In the entries below, count every line containing "Questions". Return the number and nothing else.

_Input records_:
==*==

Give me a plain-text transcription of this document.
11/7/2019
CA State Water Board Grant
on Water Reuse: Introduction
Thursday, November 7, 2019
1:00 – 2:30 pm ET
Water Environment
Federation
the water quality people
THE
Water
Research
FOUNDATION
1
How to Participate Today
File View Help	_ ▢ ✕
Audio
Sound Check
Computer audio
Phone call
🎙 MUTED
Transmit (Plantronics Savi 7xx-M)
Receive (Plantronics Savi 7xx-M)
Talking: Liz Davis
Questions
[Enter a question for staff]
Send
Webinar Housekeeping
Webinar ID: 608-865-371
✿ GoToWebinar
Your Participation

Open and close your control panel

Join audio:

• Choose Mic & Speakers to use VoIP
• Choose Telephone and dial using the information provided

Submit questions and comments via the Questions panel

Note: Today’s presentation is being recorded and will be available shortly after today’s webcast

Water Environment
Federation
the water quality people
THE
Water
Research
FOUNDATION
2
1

==*==

_Problem solution_: 2